Give only the number of lines in the records that include the string "Quartile".

○ ○ ○ ○ ○ ○ ○

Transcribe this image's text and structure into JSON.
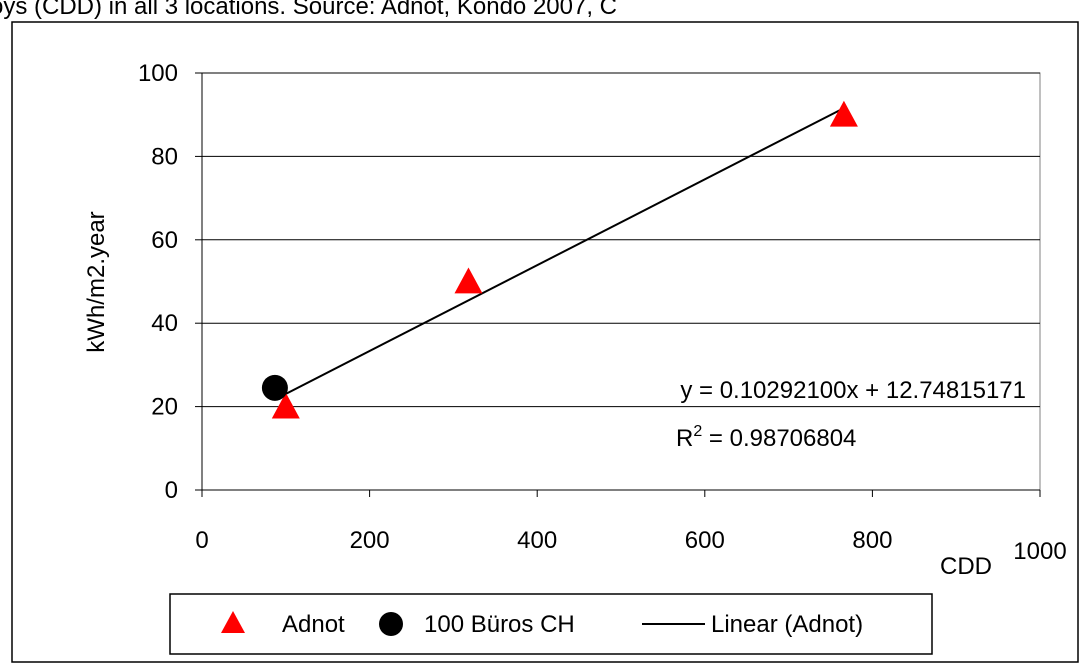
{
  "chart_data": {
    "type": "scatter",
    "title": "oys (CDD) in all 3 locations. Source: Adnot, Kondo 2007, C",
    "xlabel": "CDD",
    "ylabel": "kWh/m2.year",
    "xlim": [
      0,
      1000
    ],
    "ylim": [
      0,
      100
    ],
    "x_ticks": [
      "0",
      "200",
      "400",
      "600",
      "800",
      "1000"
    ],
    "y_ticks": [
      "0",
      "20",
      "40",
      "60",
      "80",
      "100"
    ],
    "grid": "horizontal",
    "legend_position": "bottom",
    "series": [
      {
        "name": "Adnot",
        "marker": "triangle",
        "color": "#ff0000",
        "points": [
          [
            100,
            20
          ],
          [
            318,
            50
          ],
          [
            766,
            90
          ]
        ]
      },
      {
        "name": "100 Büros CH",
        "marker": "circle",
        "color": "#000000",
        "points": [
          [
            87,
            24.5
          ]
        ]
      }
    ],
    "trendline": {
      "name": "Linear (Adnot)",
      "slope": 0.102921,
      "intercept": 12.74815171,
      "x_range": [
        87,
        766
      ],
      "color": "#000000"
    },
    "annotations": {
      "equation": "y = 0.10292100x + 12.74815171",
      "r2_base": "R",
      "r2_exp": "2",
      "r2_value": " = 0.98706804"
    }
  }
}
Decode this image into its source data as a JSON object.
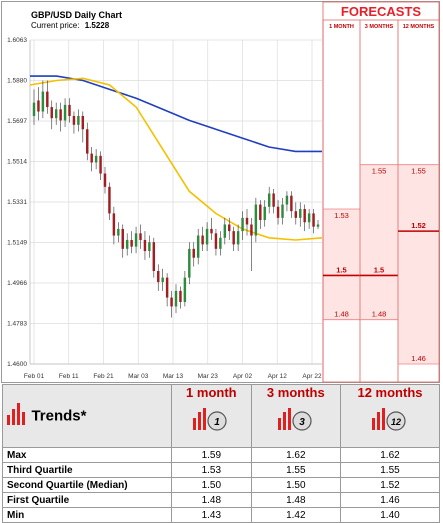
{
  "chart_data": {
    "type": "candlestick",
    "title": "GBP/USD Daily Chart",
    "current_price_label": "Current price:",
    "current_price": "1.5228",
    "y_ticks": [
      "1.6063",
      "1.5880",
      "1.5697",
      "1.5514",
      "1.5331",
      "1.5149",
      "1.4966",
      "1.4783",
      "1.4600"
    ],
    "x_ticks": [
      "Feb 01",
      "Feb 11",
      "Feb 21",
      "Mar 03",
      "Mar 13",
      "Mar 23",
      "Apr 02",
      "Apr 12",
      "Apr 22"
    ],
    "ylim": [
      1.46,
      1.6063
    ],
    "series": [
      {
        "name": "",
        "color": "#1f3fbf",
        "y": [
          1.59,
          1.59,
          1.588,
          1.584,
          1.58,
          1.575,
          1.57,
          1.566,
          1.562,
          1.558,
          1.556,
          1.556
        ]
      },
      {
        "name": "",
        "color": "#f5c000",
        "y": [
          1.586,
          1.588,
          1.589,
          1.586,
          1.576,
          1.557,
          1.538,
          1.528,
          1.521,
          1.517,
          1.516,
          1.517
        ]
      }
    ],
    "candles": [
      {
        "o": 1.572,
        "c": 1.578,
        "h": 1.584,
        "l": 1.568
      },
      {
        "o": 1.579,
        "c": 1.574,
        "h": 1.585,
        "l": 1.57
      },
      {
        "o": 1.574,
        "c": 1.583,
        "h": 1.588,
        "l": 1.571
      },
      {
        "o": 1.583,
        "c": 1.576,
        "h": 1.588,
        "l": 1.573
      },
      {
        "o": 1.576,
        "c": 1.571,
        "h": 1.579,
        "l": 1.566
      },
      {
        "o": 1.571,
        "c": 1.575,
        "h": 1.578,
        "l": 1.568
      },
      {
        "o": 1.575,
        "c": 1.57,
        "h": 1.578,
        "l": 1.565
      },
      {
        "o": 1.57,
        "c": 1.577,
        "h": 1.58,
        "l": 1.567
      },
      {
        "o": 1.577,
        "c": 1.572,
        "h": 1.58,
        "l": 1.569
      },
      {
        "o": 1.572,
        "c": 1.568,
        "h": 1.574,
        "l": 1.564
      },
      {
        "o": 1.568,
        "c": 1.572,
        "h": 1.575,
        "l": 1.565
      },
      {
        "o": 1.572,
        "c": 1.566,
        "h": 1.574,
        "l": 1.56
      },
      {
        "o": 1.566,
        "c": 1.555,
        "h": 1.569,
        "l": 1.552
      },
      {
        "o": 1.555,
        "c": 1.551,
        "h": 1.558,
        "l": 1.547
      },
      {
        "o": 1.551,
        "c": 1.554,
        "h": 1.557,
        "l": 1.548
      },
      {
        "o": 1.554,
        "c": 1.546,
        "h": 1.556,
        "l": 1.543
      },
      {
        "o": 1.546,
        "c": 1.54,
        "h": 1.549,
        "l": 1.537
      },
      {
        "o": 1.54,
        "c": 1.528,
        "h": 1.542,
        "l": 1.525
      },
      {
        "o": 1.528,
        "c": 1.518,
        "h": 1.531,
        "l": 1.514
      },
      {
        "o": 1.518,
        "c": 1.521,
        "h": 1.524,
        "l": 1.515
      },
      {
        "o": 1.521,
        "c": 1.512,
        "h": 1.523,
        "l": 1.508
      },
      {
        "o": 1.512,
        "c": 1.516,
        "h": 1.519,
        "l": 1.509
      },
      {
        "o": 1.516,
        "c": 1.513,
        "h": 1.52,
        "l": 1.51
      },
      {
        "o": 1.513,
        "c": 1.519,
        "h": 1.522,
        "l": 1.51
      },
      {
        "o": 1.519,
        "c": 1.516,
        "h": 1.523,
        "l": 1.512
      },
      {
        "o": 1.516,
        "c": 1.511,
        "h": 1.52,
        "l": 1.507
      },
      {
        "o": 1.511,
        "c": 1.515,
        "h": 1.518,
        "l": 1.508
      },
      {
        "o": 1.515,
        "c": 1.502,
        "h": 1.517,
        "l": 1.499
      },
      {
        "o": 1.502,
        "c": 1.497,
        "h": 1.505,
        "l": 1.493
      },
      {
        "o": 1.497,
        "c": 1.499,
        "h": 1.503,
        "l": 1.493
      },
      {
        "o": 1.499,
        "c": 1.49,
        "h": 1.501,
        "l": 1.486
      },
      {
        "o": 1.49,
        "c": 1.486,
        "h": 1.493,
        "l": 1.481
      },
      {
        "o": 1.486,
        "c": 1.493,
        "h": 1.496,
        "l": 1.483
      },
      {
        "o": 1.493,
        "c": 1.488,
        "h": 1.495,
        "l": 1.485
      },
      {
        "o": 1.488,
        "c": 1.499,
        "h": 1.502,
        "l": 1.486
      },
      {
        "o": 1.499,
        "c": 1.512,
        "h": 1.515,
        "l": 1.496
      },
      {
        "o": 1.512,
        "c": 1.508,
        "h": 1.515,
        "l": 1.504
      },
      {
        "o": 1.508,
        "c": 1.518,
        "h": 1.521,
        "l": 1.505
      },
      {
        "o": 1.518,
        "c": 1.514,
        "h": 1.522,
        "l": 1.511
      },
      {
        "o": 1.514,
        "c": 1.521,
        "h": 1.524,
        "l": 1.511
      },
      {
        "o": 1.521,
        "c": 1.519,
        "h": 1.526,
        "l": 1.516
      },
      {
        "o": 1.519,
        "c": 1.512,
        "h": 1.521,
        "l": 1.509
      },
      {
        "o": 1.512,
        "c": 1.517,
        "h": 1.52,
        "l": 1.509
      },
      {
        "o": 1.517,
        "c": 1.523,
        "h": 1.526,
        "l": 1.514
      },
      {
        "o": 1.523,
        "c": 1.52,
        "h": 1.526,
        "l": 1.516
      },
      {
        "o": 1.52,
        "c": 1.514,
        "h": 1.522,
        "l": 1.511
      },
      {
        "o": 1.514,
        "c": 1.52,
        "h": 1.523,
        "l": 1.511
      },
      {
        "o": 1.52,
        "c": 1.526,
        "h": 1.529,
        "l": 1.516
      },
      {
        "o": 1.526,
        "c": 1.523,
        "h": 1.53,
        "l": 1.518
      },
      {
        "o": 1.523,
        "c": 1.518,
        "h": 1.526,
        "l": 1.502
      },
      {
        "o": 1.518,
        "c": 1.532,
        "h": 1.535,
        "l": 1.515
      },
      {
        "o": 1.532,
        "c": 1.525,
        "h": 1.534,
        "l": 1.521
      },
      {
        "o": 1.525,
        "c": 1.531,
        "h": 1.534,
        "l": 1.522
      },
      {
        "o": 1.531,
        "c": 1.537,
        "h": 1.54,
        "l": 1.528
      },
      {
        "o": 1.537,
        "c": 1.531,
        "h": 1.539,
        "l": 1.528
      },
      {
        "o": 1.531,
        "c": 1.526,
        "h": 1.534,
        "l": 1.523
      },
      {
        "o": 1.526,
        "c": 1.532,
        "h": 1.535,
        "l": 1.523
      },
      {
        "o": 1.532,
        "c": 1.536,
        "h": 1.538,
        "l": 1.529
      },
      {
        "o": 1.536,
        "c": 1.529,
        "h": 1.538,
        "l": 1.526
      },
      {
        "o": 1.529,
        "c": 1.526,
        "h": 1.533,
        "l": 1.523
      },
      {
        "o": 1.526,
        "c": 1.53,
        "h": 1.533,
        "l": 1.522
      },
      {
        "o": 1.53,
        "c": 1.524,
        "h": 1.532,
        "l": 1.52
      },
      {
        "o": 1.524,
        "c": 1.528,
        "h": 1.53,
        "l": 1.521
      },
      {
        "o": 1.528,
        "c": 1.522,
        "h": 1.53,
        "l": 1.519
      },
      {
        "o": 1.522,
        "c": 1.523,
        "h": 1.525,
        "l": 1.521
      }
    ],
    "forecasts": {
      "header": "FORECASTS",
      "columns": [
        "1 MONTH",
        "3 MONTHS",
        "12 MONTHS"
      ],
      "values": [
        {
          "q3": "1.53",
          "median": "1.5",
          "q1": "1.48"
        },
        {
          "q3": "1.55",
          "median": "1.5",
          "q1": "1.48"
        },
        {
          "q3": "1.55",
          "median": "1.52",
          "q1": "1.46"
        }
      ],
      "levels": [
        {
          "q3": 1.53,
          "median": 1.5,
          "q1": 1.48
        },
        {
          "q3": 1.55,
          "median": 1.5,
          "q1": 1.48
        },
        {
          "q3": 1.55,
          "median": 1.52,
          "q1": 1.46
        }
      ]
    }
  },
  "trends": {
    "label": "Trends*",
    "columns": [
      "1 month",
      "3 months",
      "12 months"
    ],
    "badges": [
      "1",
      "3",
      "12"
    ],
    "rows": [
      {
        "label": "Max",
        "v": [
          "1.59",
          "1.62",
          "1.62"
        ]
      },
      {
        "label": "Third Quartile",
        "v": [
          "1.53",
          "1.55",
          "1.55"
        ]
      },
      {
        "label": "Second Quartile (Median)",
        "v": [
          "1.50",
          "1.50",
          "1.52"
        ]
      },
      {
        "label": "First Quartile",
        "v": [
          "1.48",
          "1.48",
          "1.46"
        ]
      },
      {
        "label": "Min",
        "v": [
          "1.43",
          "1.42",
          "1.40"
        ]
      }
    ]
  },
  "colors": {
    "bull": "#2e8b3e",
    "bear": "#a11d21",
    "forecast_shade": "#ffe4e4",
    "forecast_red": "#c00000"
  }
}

○ ○ ○ ○ ○ ○ ○

▶ Exercise response
3